**Written problem**
Skip every picture and transcribe the remaining material exactly.

-------- Material shown --------

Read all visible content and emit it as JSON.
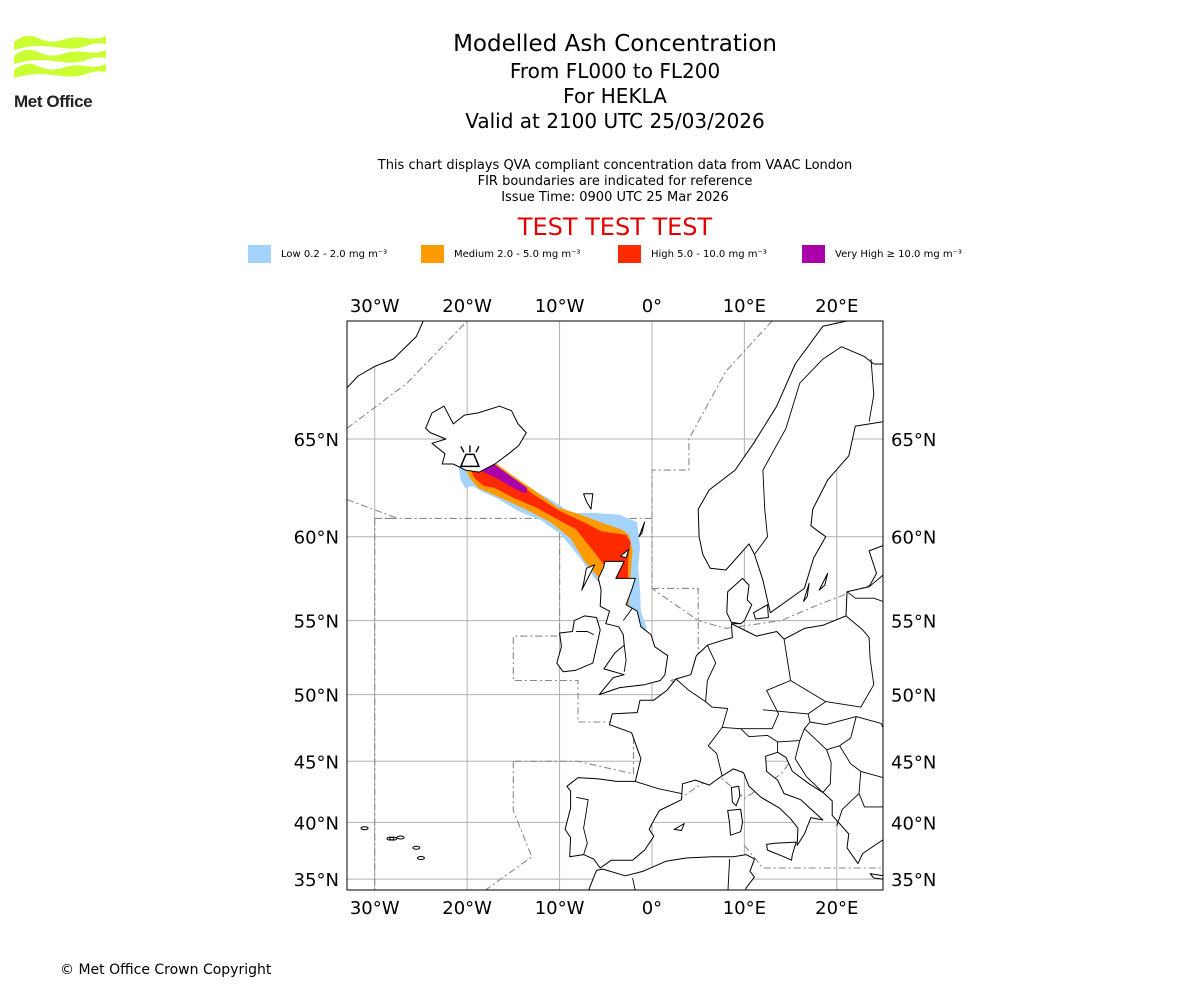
{
  "logo": {
    "text": "Met Office",
    "colors": {
      "waves": "#ccff33",
      "text": "#222222"
    }
  },
  "title": {
    "line1": "Modelled Ash Concentration",
    "line2": "From FL000 to FL200",
    "line3": "For HEKLA",
    "line4": "Valid at 2100 UTC 25/03/2026"
  },
  "subtitle": {
    "line1": "This chart displays QVA compliant concentration data from VAAC London",
    "line2": "FIR boundaries are indicated for reference",
    "line3": "Issue Time: 0900 UTC 25 Mar 2026"
  },
  "test_banner": "TEST TEST TEST",
  "legend": [
    {
      "label": "Low 0.2 - 2.0 mg m⁻³",
      "color": "#a4d3fb"
    },
    {
      "label": "Medium 2.0 - 5.0 mg m⁻³",
      "color": "#ff9a00"
    },
    {
      "label": "High 5.0 - 10.0 mg m⁻³",
      "color": "#ff2a00"
    },
    {
      "label": "Very High  ≥  10.0 mg m⁻³",
      "color": "#aa00aa"
    }
  ],
  "map": {
    "projection": "mercator",
    "lon_range": [
      -33,
      25
    ],
    "lat_range": [
      34,
      70
    ],
    "lon_ticks": [
      {
        "value": -30,
        "label": "30°W"
      },
      {
        "value": -20,
        "label": "20°W"
      },
      {
        "value": -10,
        "label": "10°W"
      },
      {
        "value": 0,
        "label": "0°"
      },
      {
        "value": 10,
        "label": "10°E"
      },
      {
        "value": 20,
        "label": "20°E"
      }
    ],
    "lat_ticks": [
      {
        "value": 65,
        "label": "65°N"
      },
      {
        "value": 60,
        "label": "60°N"
      },
      {
        "value": 55,
        "label": "55°N"
      },
      {
        "value": 50,
        "label": "50°N"
      },
      {
        "value": 45,
        "label": "45°N"
      },
      {
        "value": 40,
        "label": "40°N"
      },
      {
        "value": 35,
        "label": "35°N"
      }
    ],
    "gridlines": true,
    "volcano": {
      "name": "HEKLA",
      "lon": -19.7,
      "lat": 63.98
    },
    "ash_layers": [
      {
        "level": "low",
        "color": "#a4d3fb",
        "points": [
          [
            -20.9,
            63.6
          ],
          [
            -20.7,
            63.0
          ],
          [
            -20.2,
            62.6
          ],
          [
            -19.4,
            62.7
          ],
          [
            -18.3,
            62.4
          ],
          [
            -16.5,
            62.0
          ],
          [
            -14.5,
            61.4
          ],
          [
            -12.0,
            60.9
          ],
          [
            -9.8,
            60.1
          ],
          [
            -7.8,
            58.8
          ],
          [
            -6.2,
            57.6
          ],
          [
            -5.0,
            56.9
          ],
          [
            -3.7,
            55.9
          ],
          [
            -2.7,
            54.8
          ],
          [
            -1.9,
            53.8
          ],
          [
            -1.2,
            53.5
          ],
          [
            -0.6,
            53.7
          ],
          [
            -0.6,
            54.6
          ],
          [
            -1.2,
            55.6
          ],
          [
            -1.3,
            56.9
          ],
          [
            -1.5,
            58.2
          ],
          [
            -1.3,
            59.4
          ],
          [
            -1.6,
            60.8
          ],
          [
            -3.5,
            61.2
          ],
          [
            -6.4,
            61.3
          ],
          [
            -8.8,
            61.3
          ],
          [
            -10.6,
            61.9
          ],
          [
            -13.3,
            62.6
          ],
          [
            -15.8,
            63.4
          ],
          [
            -17.3,
            64.0
          ],
          [
            -19.2,
            64.5
          ],
          [
            -20.6,
            64.2
          ]
        ]
      },
      {
        "level": "medium",
        "color": "#ff9a00",
        "points": [
          [
            -20.3,
            63.7
          ],
          [
            -19.7,
            63.1
          ],
          [
            -18.8,
            62.6
          ],
          [
            -17.4,
            62.3
          ],
          [
            -15.5,
            61.9
          ],
          [
            -13.3,
            61.4
          ],
          [
            -11.0,
            60.8
          ],
          [
            -8.8,
            59.9
          ],
          [
            -7.4,
            58.7
          ],
          [
            -6.2,
            57.9
          ],
          [
            -4.9,
            57.1
          ],
          [
            -3.8,
            56.3
          ],
          [
            -3.4,
            55.6
          ],
          [
            -2.6,
            55.8
          ],
          [
            -2.4,
            56.8
          ],
          [
            -2.3,
            58.0
          ],
          [
            -2.1,
            59.2
          ],
          [
            -2.5,
            60.1
          ],
          [
            -3.3,
            60.4
          ],
          [
            -5.6,
            60.8
          ],
          [
            -7.7,
            61.2
          ],
          [
            -10.2,
            61.6
          ],
          [
            -12.8,
            62.5
          ],
          [
            -15.3,
            63.3
          ],
          [
            -17.4,
            64.0
          ],
          [
            -19.3,
            64.3
          ]
        ]
      },
      {
        "level": "high",
        "color": "#ff2a00",
        "points": [
          [
            -19.7,
            63.6
          ],
          [
            -19.2,
            63.1
          ],
          [
            -18.2,
            62.7
          ],
          [
            -17.0,
            62.6
          ],
          [
            -15.0,
            62.1
          ],
          [
            -12.6,
            61.6
          ],
          [
            -10.4,
            61.0
          ],
          [
            -8.2,
            60.4
          ],
          [
            -6.8,
            59.5
          ],
          [
            -5.2,
            58.4
          ],
          [
            -3.6,
            57.1
          ],
          [
            -3.2,
            56.3
          ],
          [
            -2.7,
            56.2
          ],
          [
            -2.6,
            57.4
          ],
          [
            -2.6,
            58.6
          ],
          [
            -2.3,
            59.7
          ],
          [
            -2.8,
            60.1
          ],
          [
            -5.5,
            60.3
          ],
          [
            -7.4,
            60.8
          ],
          [
            -10.0,
            61.4
          ],
          [
            -12.6,
            62.2
          ],
          [
            -15.6,
            63.2
          ],
          [
            -17.8,
            63.9
          ],
          [
            -19.2,
            64.2
          ]
        ]
      },
      {
        "level": "very_high",
        "color": "#aa00aa",
        "points": [
          [
            -19.6,
            64.0
          ],
          [
            -19.2,
            63.6
          ],
          [
            -18.2,
            63.4
          ],
          [
            -16.8,
            63.1
          ],
          [
            -15.0,
            62.6
          ],
          [
            -13.6,
            62.3
          ],
          [
            -13.5,
            62.6
          ],
          [
            -15.3,
            63.2
          ],
          [
            -17.4,
            63.9
          ],
          [
            -19.0,
            64.3
          ]
        ]
      }
    ],
    "land_color": "#ffffff",
    "coast_color": "#000000",
    "fir_color": "#888888"
  },
  "copyright": "© Met Office Crown Copyright"
}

--------

**Output of the exercise**
Read all visible content and emit it as JSON.
{
  "logo": {
    "text": "Met Office",
    "colors": {
      "waves": "#ccff33",
      "text": "#222222"
    }
  },
  "title": {
    "line1": "Modelled Ash Concentration",
    "line2": "From FL000 to FL200",
    "line3": "For HEKLA",
    "line4": "Valid at 2100 UTC 25/03/2026"
  },
  "subtitle": {
    "line1": "This chart displays QVA compliant concentration data from VAAC London",
    "line2": "FIR boundaries are indicated for reference",
    "line3": "Issue Time: 0900 UTC 25 Mar 2026"
  },
  "test_banner": "TEST TEST TEST",
  "legend": [
    {
      "label": "Low 0.2 - 2.0 mg m⁻³",
      "color": "#a4d3fb"
    },
    {
      "label": "Medium 2.0 - 5.0 mg m⁻³",
      "color": "#ff9a00"
    },
    {
      "label": "High 5.0 - 10.0 mg m⁻³",
      "color": "#ff2a00"
    },
    {
      "label": "Very High  ≥  10.0 mg m⁻³",
      "color": "#aa00aa"
    }
  ],
  "map": {
    "projection": "mercator",
    "lon_range": [
      -33,
      25
    ],
    "lat_range": [
      34,
      70
    ],
    "lon_ticks": [
      {
        "value": -30,
        "label": "30°W"
      },
      {
        "value": -20,
        "label": "20°W"
      },
      {
        "value": -10,
        "label": "10°W"
      },
      {
        "value": 0,
        "label": "0°"
      },
      {
        "value": 10,
        "label": "10°E"
      },
      {
        "value": 20,
        "label": "20°E"
      }
    ],
    "lat_ticks": [
      {
        "value": 65,
        "label": "65°N"
      },
      {
        "value": 60,
        "label": "60°N"
      },
      {
        "value": 55,
        "label": "55°N"
      },
      {
        "value": 50,
        "label": "50°N"
      },
      {
        "value": 45,
        "label": "45°N"
      },
      {
        "value": 40,
        "label": "40°N"
      },
      {
        "value": 35,
        "label": "35°N"
      }
    ],
    "gridlines": true,
    "volcano": {
      "name": "HEKLA",
      "lon": -19.7,
      "lat": 63.98
    },
    "ash_layers": [
      {
        "level": "low",
        "color": "#a4d3fb",
        "points": [
          [
            -20.9,
            63.6
          ],
          [
            -20.7,
            63.0
          ],
          [
            -20.2,
            62.6
          ],
          [
            -19.4,
            62.7
          ],
          [
            -18.3,
            62.4
          ],
          [
            -16.5,
            62.0
          ],
          [
            -14.5,
            61.4
          ],
          [
            -12.0,
            60.9
          ],
          [
            -9.8,
            60.1
          ],
          [
            -7.8,
            58.8
          ],
          [
            -6.2,
            57.6
          ],
          [
            -5.0,
            56.9
          ],
          [
            -3.7,
            55.9
          ],
          [
            -2.7,
            54.8
          ],
          [
            -1.9,
            53.8
          ],
          [
            -1.2,
            53.5
          ],
          [
            -0.6,
            53.7
          ],
          [
            -0.6,
            54.6
          ],
          [
            -1.2,
            55.6
          ],
          [
            -1.3,
            56.9
          ],
          [
            -1.5,
            58.2
          ],
          [
            -1.3,
            59.4
          ],
          [
            -1.6,
            60.8
          ],
          [
            -3.5,
            61.2
          ],
          [
            -6.4,
            61.3
          ],
          [
            -8.8,
            61.3
          ],
          [
            -10.6,
            61.9
          ],
          [
            -13.3,
            62.6
          ],
          [
            -15.8,
            63.4
          ],
          [
            -17.3,
            64.0
          ],
          [
            -19.2,
            64.5
          ],
          [
            -20.6,
            64.2
          ]
        ]
      },
      {
        "level": "medium",
        "color": "#ff9a00",
        "points": [
          [
            -20.3,
            63.7
          ],
          [
            -19.7,
            63.1
          ],
          [
            -18.8,
            62.6
          ],
          [
            -17.4,
            62.3
          ],
          [
            -15.5,
            61.9
          ],
          [
            -13.3,
            61.4
          ],
          [
            -11.0,
            60.8
          ],
          [
            -8.8,
            59.9
          ],
          [
            -7.4,
            58.7
          ],
          [
            -6.2,
            57.9
          ],
          [
            -4.9,
            57.1
          ],
          [
            -3.8,
            56.3
          ],
          [
            -3.4,
            55.6
          ],
          [
            -2.6,
            55.8
          ],
          [
            -2.4,
            56.8
          ],
          [
            -2.3,
            58.0
          ],
          [
            -2.1,
            59.2
          ],
          [
            -2.5,
            60.1
          ],
          [
            -3.3,
            60.4
          ],
          [
            -5.6,
            60.8
          ],
          [
            -7.7,
            61.2
          ],
          [
            -10.2,
            61.6
          ],
          [
            -12.8,
            62.5
          ],
          [
            -15.3,
            63.3
          ],
          [
            -17.4,
            64.0
          ],
          [
            -19.3,
            64.3
          ]
        ]
      },
      {
        "level": "high",
        "color": "#ff2a00",
        "points": [
          [
            -19.7,
            63.6
          ],
          [
            -19.2,
            63.1
          ],
          [
            -18.2,
            62.7
          ],
          [
            -17.0,
            62.6
          ],
          [
            -15.0,
            62.1
          ],
          [
            -12.6,
            61.6
          ],
          [
            -10.4,
            61.0
          ],
          [
            -8.2,
            60.4
          ],
          [
            -6.8,
            59.5
          ],
          [
            -5.2,
            58.4
          ],
          [
            -3.6,
            57.1
          ],
          [
            -3.2,
            56.3
          ],
          [
            -2.7,
            56.2
          ],
          [
            -2.6,
            57.4
          ],
          [
            -2.6,
            58.6
          ],
          [
            -2.3,
            59.7
          ],
          [
            -2.8,
            60.1
          ],
          [
            -5.5,
            60.3
          ],
          [
            -7.4,
            60.8
          ],
          [
            -10.0,
            61.4
          ],
          [
            -12.6,
            62.2
          ],
          [
            -15.6,
            63.2
          ],
          [
            -17.8,
            63.9
          ],
          [
            -19.2,
            64.2
          ]
        ]
      },
      {
        "level": "very_high",
        "color": "#aa00aa",
        "points": [
          [
            -19.6,
            64.0
          ],
          [
            -19.2,
            63.6
          ],
          [
            -18.2,
            63.4
          ],
          [
            -16.8,
            63.1
          ],
          [
            -15.0,
            62.6
          ],
          [
            -13.6,
            62.3
          ],
          [
            -13.5,
            62.6
          ],
          [
            -15.3,
            63.2
          ],
          [
            -17.4,
            63.9
          ],
          [
            -19.0,
            64.3
          ]
        ]
      }
    ],
    "land_color": "#ffffff",
    "coast_color": "#000000",
    "fir_color": "#888888"
  },
  "copyright": "© Met Office Crown Copyright"
}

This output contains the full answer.